What to produce: Repeat, line for line, the entries printed below.

──────────────────────────────

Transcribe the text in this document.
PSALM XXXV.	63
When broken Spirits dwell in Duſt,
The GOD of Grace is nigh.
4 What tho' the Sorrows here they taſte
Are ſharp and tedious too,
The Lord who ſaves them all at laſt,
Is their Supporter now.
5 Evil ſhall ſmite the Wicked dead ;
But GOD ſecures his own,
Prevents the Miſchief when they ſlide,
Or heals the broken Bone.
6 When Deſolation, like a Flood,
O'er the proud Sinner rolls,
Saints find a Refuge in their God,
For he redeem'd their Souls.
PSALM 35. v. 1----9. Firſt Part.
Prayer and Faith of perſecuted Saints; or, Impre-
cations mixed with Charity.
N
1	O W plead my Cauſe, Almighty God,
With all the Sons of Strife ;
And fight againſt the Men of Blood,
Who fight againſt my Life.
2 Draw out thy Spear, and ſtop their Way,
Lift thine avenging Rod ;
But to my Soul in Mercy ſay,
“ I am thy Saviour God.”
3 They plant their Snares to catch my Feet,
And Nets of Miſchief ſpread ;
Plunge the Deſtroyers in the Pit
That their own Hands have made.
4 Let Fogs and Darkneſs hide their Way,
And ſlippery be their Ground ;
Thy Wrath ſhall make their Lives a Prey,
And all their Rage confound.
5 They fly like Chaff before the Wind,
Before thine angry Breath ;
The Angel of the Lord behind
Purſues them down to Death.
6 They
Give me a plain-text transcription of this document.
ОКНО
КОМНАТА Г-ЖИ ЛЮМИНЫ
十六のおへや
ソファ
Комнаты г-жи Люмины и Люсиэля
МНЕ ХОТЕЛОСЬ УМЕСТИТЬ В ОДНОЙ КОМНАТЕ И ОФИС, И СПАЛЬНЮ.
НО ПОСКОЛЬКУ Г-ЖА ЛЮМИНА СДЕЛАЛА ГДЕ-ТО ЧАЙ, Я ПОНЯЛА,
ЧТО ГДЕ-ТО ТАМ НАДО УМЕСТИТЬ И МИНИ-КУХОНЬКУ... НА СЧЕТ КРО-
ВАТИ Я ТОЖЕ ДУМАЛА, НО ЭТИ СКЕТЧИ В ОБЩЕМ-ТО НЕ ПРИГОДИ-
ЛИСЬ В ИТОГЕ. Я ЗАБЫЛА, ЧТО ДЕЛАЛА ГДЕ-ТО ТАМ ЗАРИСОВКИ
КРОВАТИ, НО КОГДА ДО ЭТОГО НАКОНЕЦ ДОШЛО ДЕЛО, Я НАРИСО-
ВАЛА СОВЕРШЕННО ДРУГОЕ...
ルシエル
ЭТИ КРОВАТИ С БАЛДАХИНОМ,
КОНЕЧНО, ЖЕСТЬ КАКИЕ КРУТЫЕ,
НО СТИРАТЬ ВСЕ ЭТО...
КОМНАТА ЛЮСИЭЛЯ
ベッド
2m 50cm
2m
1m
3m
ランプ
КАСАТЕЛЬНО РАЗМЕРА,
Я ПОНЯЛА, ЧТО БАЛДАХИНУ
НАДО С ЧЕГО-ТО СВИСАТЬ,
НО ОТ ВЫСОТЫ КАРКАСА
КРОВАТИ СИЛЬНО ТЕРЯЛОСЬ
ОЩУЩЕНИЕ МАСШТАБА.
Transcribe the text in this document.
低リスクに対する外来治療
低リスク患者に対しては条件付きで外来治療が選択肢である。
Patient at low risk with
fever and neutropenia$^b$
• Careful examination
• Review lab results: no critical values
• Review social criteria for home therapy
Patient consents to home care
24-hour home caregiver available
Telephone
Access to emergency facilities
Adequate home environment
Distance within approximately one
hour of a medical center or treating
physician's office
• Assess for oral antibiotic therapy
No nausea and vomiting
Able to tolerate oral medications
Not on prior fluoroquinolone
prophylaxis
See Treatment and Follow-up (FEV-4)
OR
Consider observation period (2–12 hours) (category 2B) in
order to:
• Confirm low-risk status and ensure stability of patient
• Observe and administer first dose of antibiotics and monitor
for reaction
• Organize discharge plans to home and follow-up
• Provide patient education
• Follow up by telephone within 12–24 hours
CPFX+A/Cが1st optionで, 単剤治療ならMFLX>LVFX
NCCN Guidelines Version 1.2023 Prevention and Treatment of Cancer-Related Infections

──────────────────────────────

Response for this exercise:
Transcribe the text in this document.
PSALM XXXV.	63
When broken Spirits dwell in Duſt,
The GOD of Grace is nigh.
4 What tho' the Sorrows here they taſte
Are ſharp and tedious too,
The Lord who ſaves them all at laſt,
Is their Supporter now.
5 Evil ſhall ſmite the Wicked dead ;
But GOD ſecures his own,
Prevents the Miſchief when they ſlide,
Or heals the broken Bone.
6 When Deſolation, like a Flood,
O'er the proud Sinner rolls,
Saints find a Refuge in their God,
For he redeem'd their Souls.
PSALM 35. v. 1----9. Firſt Part.
Prayer and Faith of perſecuted Saints; or, Impre-
cations mixed with Charity.
N
1	O W plead my Cauſe, Almighty God,
With all the Sons of Strife ;
And fight againſt the Men of Blood,
Who fight againſt my Life.
2 Draw out thy Spear, and ſtop their Way,
Lift thine avenging Rod ;
But to my Soul in Mercy ſay,
“ I am thy Saviour God.”
3 They plant their Snares to catch my Feet,
And Nets of Miſchief ſpread ;
Plunge the Deſtroyers in the Pit
That their own Hands have made.
4 Let Fogs and Darkneſs hide their Way,
And ſlippery be their Ground ;
Thy Wrath ſhall make their Lives a Prey,
And all their Rage confound.
5 They fly like Chaff before the Wind,
Before thine angry Breath ;
The Angel of the Lord behind
Purſues them down to Death.
6 They
Give me a plain-text transcription of this document.
ОКНО
КОМНАТА Г-ЖИ ЛЮМИНЫ
十六のおへや
ソファ
Комнаты г-жи Люмины и Люсиэля
МНЕ ХОТЕЛОСЬ УМЕСТИТЬ В ОДНОЙ КОМНАТЕ И ОФИС, И СПАЛЬНЮ.
НО ПОСКОЛЬКУ Г-ЖА ЛЮМИНА СДЕЛАЛА ГДЕ-ТО ЧАЙ, Я ПОНЯЛА,
ЧТО ГДЕ-ТО ТАМ НАДО УМЕСТИТЬ И МИНИ-КУХОНЬКУ... НА СЧЕТ КРО-
ВАТИ Я ТОЖЕ ДУМАЛА, НО ЭТИ СКЕТЧИ В ОБЩЕМ-ТО НЕ ПРИГОДИ-
ЛИСЬ В ИТОГЕ. Я ЗАБЫЛА, ЧТО ДЕЛАЛА ГДЕ-ТО ТАМ ЗАРИСОВКИ
КРОВАТИ, НО КОГДА ДО ЭТОГО НАКОНЕЦ ДОШЛО ДЕЛО, Я НАРИСО-
ВАЛА СОВЕРШЕННО ДРУГОЕ...
ルシエル
ЭТИ КРОВАТИ С БАЛДАХИНОМ,
КОНЕЧНО, ЖЕСТЬ КАКИЕ КРУТЫЕ,
НО СТИРАТЬ ВСЕ ЭТО...
КОМНАТА ЛЮСИЭЛЯ
ベッド
2m 50cm
2m
1m
3m
ランプ
КАСАТЕЛЬНО РАЗМЕРА,
Я ПОНЯЛА, ЧТО БАЛДАХИНУ
НАДО С ЧЕГО-ТО СВИСАТЬ,
НО ОТ ВЫСОТЫ КАРКАСА
КРОВАТИ СИЛЬНО ТЕРЯЛОСЬ
ОЩУЩЕНИЕ МАСШТАБА.
Transcribe the text in this document.
低リスクに対する外来治療
低リスク患者に対しては条件付きで外来治療が選択肢である。
Patient at low risk with
fever and neutropenia$^b$
• Careful examination
• Review lab results: no critical values
• Review social criteria for home therapy
Patient consents to home care
24-hour home caregiver available
Telephone
Access to emergency facilities
Adequate home environment
Distance within approximately one
hour of a medical center or treating
physician's office
• Assess for oral antibiotic therapy
No nausea and vomiting
Able to tolerate oral medications
Not on prior fluoroquinolone
prophylaxis
See Treatment and Follow-up (FEV-4)
OR
Consider observation period (2–12 hours) (category 2B) in
order to:
• Confirm low-risk status and ensure stability of patient
• Observe and administer first dose of antibiotics and monitor
for reaction
• Organize discharge plans to home and follow-up
• Provide patient education
• Follow up by telephone within 12–24 hours
CPFX+A/Cが1st optionで, 単剤治療ならMFLX>LVFX
NCCN Guidelines Version 1.2023 Prevention and Treatment of Cancer-Related Infections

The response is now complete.